> Excerpted records
--

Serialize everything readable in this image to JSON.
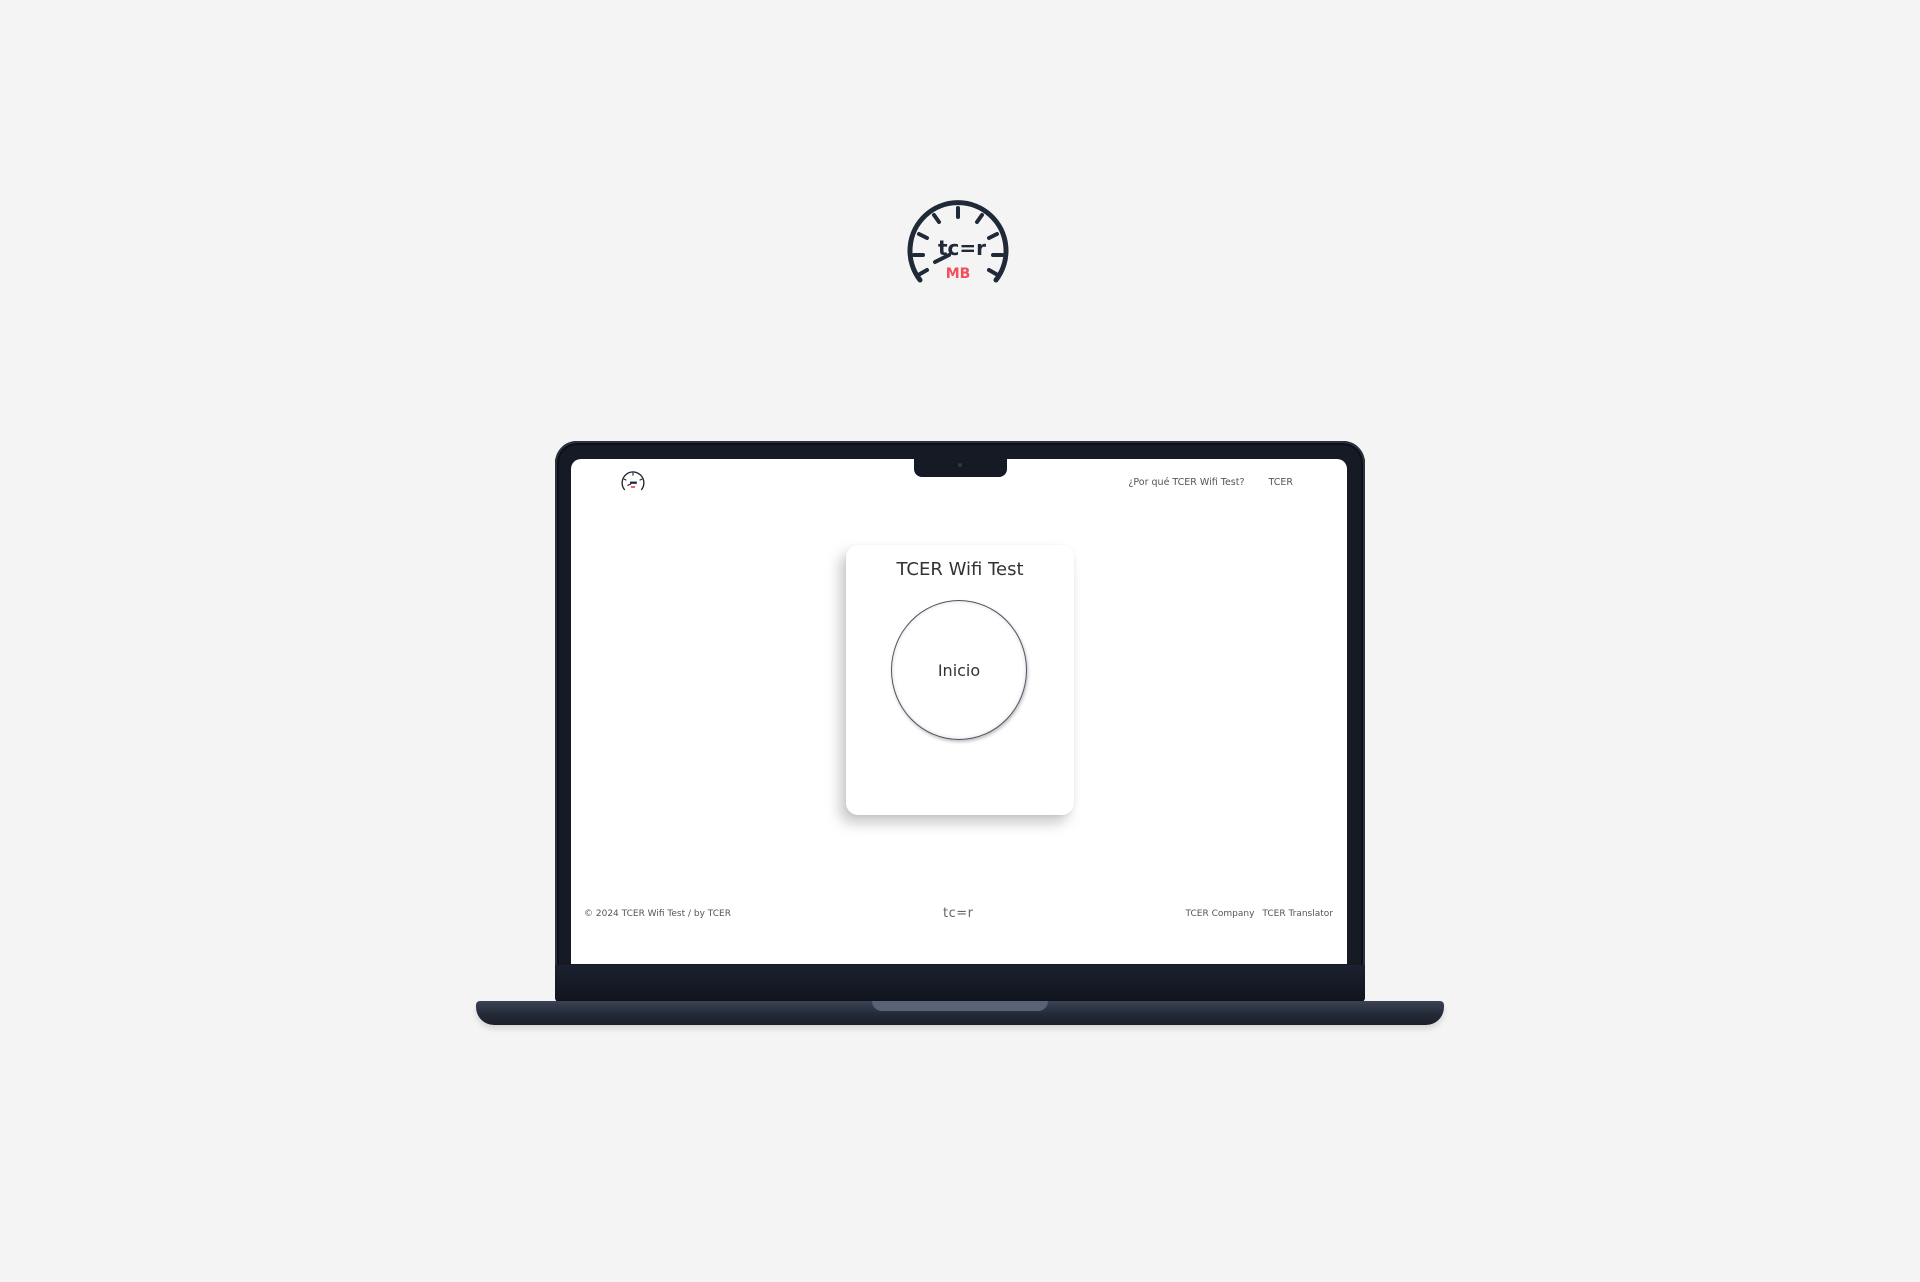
{
  "hero": {
    "logo_icon": "speedometer-logo-icon",
    "logo_text": "tc=r",
    "logo_badge": "MB",
    "badge_color": "#f0505a",
    "ink_color": "#1f2937"
  },
  "header": {
    "logo_icon": "speedometer-logo-icon",
    "nav": [
      {
        "label": "¿Por qué TCER Wifi Test?"
      },
      {
        "label": "TCER"
      }
    ]
  },
  "card": {
    "title": "TCER Wifi Test",
    "button_label": "Inicio"
  },
  "footer": {
    "copyright": "© 2024 TCER Wifi Test / by TCER",
    "brand": "tc=r",
    "links": [
      {
        "label": "TCER Company"
      },
      {
        "label": "TCER Translator"
      }
    ]
  }
}
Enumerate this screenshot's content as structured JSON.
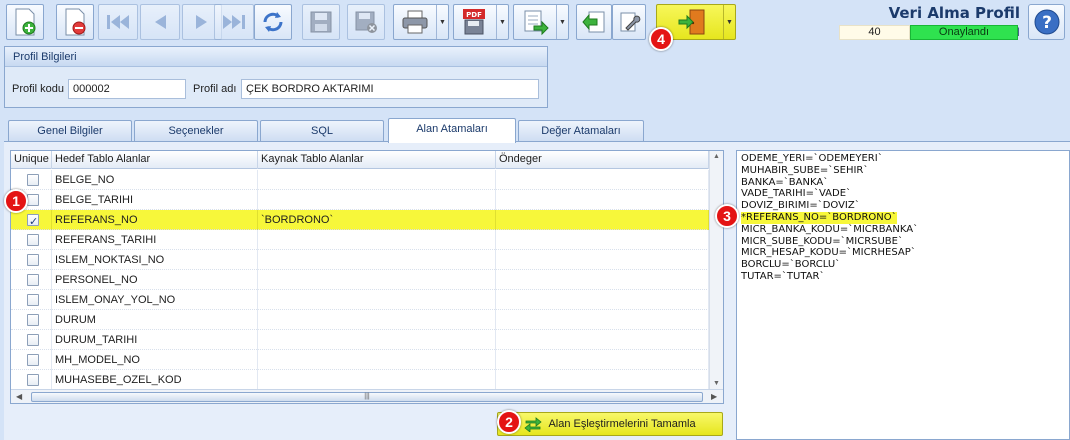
{
  "window": {
    "title": "Veri Alma Profil Tanımı",
    "record_count": "40",
    "status": "Onaylandı",
    "status_color": "#2fe24f"
  },
  "toolbar": {
    "buttons": [
      {
        "name": "new-record",
        "icon": "add-document-icon"
      },
      {
        "name": "delete-record",
        "icon": "delete-document-icon"
      },
      {
        "name": "first-record",
        "icon": "first-record-icon"
      },
      {
        "name": "previous-record",
        "icon": "previous-record-icon"
      },
      {
        "name": "next-record",
        "icon": "next-record-icon"
      },
      {
        "name": "last-record",
        "icon": "last-record-icon"
      },
      {
        "name": "refresh",
        "icon": "refresh-icon"
      },
      {
        "name": "save",
        "icon": "save-icon"
      },
      {
        "name": "save-cancel",
        "icon": "save-cancel-icon"
      },
      {
        "name": "print",
        "icon": "printer-icon"
      },
      {
        "name": "pdf-export",
        "icon": "pdf-icon",
        "label": "PDF"
      },
      {
        "name": "export",
        "icon": "export-icon"
      },
      {
        "name": "import",
        "icon": "import-icon"
      },
      {
        "name": "tools",
        "icon": "wrench-icon"
      },
      {
        "name": "exit",
        "icon": "exit-door-icon"
      }
    ],
    "help_icon": "help-icon",
    "help_label": "?"
  },
  "profile": {
    "group_title": "Profil Bilgileri",
    "code_label": "Profil kodu",
    "code_value": "000002",
    "name_label": "Profil adı",
    "name_value": "ÇEK BORDRO AKTARIMI"
  },
  "tabs": [
    {
      "label": "Genel Bilgiler",
      "active": false
    },
    {
      "label": "Seçenekler",
      "active": false
    },
    {
      "label": "SQL",
      "active": false
    },
    {
      "label": "Alan Atamaları",
      "active": true
    },
    {
      "label": "Değer Atamaları",
      "active": false
    }
  ],
  "grid": {
    "columns": [
      "Unique",
      "Hedef Tablo Alanlar",
      "Kaynak Tablo Alanlar",
      "Öndeger"
    ],
    "rows": [
      {
        "unique": false,
        "target": "BELGE_NO",
        "source": "",
        "default": "",
        "highlight": false
      },
      {
        "unique": false,
        "target": "BELGE_TARIHI",
        "source": "",
        "default": "",
        "highlight": false
      },
      {
        "unique": true,
        "target": "REFERANS_NO",
        "source": "`BORDRONO`",
        "default": "",
        "highlight": true
      },
      {
        "unique": false,
        "target": "REFERANS_TARIHI",
        "source": "",
        "default": "",
        "highlight": false
      },
      {
        "unique": false,
        "target": "ISLEM_NOKTASI_NO",
        "source": "",
        "default": "",
        "highlight": false
      },
      {
        "unique": false,
        "target": "PERSONEL_NO",
        "source": "",
        "default": "",
        "highlight": false
      },
      {
        "unique": false,
        "target": "ISLEM_ONAY_YOL_NO",
        "source": "",
        "default": "",
        "highlight": false
      },
      {
        "unique": false,
        "target": "DURUM",
        "source": "",
        "default": "",
        "highlight": false
      },
      {
        "unique": false,
        "target": "DURUM_TARIHI",
        "source": "",
        "default": "",
        "highlight": false
      },
      {
        "unique": false,
        "target": "MH_MODEL_NO",
        "source": "",
        "default": "",
        "highlight": false
      },
      {
        "unique": false,
        "target": "MUHASEBE_OZEL_KOD",
        "source": "",
        "default": "",
        "highlight": false
      }
    ],
    "highlight_color": "#f7f73a"
  },
  "mapping_lines": [
    {
      "text": "ODEME_YERI=`ODEMEYERI`",
      "highlight": false
    },
    {
      "text": "MUHABIR_SUBE=`SEHIR`",
      "highlight": false
    },
    {
      "text": "BANKA=`BANKA`",
      "highlight": false
    },
    {
      "text": "VADE_TARIHI=`VADE`",
      "highlight": false
    },
    {
      "text": "DOVIZ_BIRIMI=`DOVIZ`",
      "highlight": false
    },
    {
      "text": "*REFERANS_NO=`BORDRONO`",
      "highlight": true
    },
    {
      "text": "MICR_BANKA_KODU=`MICRBANKA`",
      "highlight": false
    },
    {
      "text": "MICR_SUBE_KODU=`MICRSUBE`",
      "highlight": false
    },
    {
      "text": "MICR_HESAP_KODU=`MICRHESAP`",
      "highlight": false
    },
    {
      "text": "BORCLU=`BORCLU`",
      "highlight": false
    },
    {
      "text": "TUTAR=`TUTAR`",
      "highlight": false
    }
  ],
  "complete_button": {
    "label": "Alan Eşleştirmelerini Tamamla",
    "icon": "swap-arrows-icon"
  },
  "markers": [
    "1",
    "2",
    "3",
    "4"
  ],
  "colors": {
    "accent_yellow": "#f7f73a",
    "marker_red": "#e41414",
    "frame_blue": "#8aa7cf"
  }
}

--

> Task description
The pictures should not appear in the copy; every other part of the records above must be returned exactly.

> Response
Serialize everything readable in this image to JSON.
{
  "hero": {
    "logo_icon": "speedometer-logo-icon",
    "logo_text": "tc=r",
    "logo_badge": "MB",
    "badge_color": "#f0505a",
    "ink_color": "#1f2937"
  },
  "header": {
    "logo_icon": "speedometer-logo-icon",
    "nav": [
      {
        "label": "¿Por qué TCER Wifi Test?"
      },
      {
        "label": "TCER"
      }
    ]
  },
  "card": {
    "title": "TCER Wifi Test",
    "button_label": "Inicio"
  },
  "footer": {
    "copyright": "© 2024 TCER Wifi Test / by TCER",
    "brand": "tc=r",
    "links": [
      {
        "label": "TCER Company"
      },
      {
        "label": "TCER Translator"
      }
    ]
  }
}
Enumerate this screenshot's content as structured JSON.
{
  "window": {
    "title": "Veri Alma Profil Tanımı",
    "record_count": "40",
    "status": "Onaylandı",
    "status_color": "#2fe24f"
  },
  "toolbar": {
    "buttons": [
      {
        "name": "new-record",
        "icon": "add-document-icon"
      },
      {
        "name": "delete-record",
        "icon": "delete-document-icon"
      },
      {
        "name": "first-record",
        "icon": "first-record-icon"
      },
      {
        "name": "previous-record",
        "icon": "previous-record-icon"
      },
      {
        "name": "next-record",
        "icon": "next-record-icon"
      },
      {
        "name": "last-record",
        "icon": "last-record-icon"
      },
      {
        "name": "refresh",
        "icon": "refresh-icon"
      },
      {
        "name": "save",
        "icon": "save-icon"
      },
      {
        "name": "save-cancel",
        "icon": "save-cancel-icon"
      },
      {
        "name": "print",
        "icon": "printer-icon"
      },
      {
        "name": "pdf-export",
        "icon": "pdf-icon",
        "label": "PDF"
      },
      {
        "name": "export",
        "icon": "export-icon"
      },
      {
        "name": "import",
        "icon": "import-icon"
      },
      {
        "name": "tools",
        "icon": "wrench-icon"
      },
      {
        "name": "exit",
        "icon": "exit-door-icon"
      }
    ],
    "help_icon": "help-icon",
    "help_label": "?"
  },
  "profile": {
    "group_title": "Profil Bilgileri",
    "code_label": "Profil kodu",
    "code_value": "000002",
    "name_label": "Profil adı",
    "name_value": "ÇEK BORDRO AKTARIMI"
  },
  "tabs": [
    {
      "label": "Genel Bilgiler",
      "active": false
    },
    {
      "label": "Seçenekler",
      "active": false
    },
    {
      "label": "SQL",
      "active": false
    },
    {
      "label": "Alan Atamaları",
      "active": true
    },
    {
      "label": "Değer Atamaları",
      "active": false
    }
  ],
  "grid": {
    "columns": [
      "Unique",
      "Hedef Tablo Alanlar",
      "Kaynak Tablo Alanlar",
      "Öndeger"
    ],
    "rows": [
      {
        "unique": false,
        "target": "BELGE_NO",
        "source": "",
        "default": "",
        "highlight": false
      },
      {
        "unique": false,
        "target": "BELGE_TARIHI",
        "source": "",
        "default": "",
        "highlight": false
      },
      {
        "unique": true,
        "target": "REFERANS_NO",
        "source": "`BORDRONO`",
        "default": "",
        "highlight": true
      },
      {
        "unique": false,
        "target": "REFERANS_TARIHI",
        "source": "",
        "default": "",
        "highlight": false
      },
      {
        "unique": false,
        "target": "ISLEM_NOKTASI_NO",
        "source": "",
        "default": "",
        "highlight": false
      },
      {
        "unique": false,
        "target": "PERSONEL_NO",
        "source": "",
        "default": "",
        "highlight": false
      },
      {
        "unique": false,
        "target": "ISLEM_ONAY_YOL_NO",
        "source": "",
        "default": "",
        "highlight": false
      },
      {
        "unique": false,
        "target": "DURUM",
        "source": "",
        "default": "",
        "highlight": false
      },
      {
        "unique": false,
        "target": "DURUM_TARIHI",
        "source": "",
        "default": "",
        "highlight": false
      },
      {
        "unique": false,
        "target": "MH_MODEL_NO",
        "source": "",
        "default": "",
        "highlight": false
      },
      {
        "unique": false,
        "target": "MUHASEBE_OZEL_KOD",
        "source": "",
        "default": "",
        "highlight": false
      }
    ],
    "highlight_color": "#f7f73a"
  },
  "mapping_lines": [
    {
      "text": "ODEME_YERI=`ODEMEYERI`",
      "highlight": false
    },
    {
      "text": "MUHABIR_SUBE=`SEHIR`",
      "highlight": false
    },
    {
      "text": "BANKA=`BANKA`",
      "highlight": false
    },
    {
      "text": "VADE_TARIHI=`VADE`",
      "highlight": false
    },
    {
      "text": "DOVIZ_BIRIMI=`DOVIZ`",
      "highlight": false
    },
    {
      "text": "*REFERANS_NO=`BORDRONO`",
      "highlight": true
    },
    {
      "text": "MICR_BANKA_KODU=`MICRBANKA`",
      "highlight": false
    },
    {
      "text": "MICR_SUBE_KODU=`MICRSUBE`",
      "highlight": false
    },
    {
      "text": "MICR_HESAP_KODU=`MICRHESAP`",
      "highlight": false
    },
    {
      "text": "BORCLU=`BORCLU`",
      "highlight": false
    },
    {
      "text": "TUTAR=`TUTAR`",
      "highlight": false
    }
  ],
  "complete_button": {
    "label": "Alan Eşleştirmelerini Tamamla",
    "icon": "swap-arrows-icon"
  },
  "markers": [
    "1",
    "2",
    "3",
    "4"
  ],
  "colors": {
    "accent_yellow": "#f7f73a",
    "marker_red": "#e41414",
    "frame_blue": "#8aa7cf"
  }
}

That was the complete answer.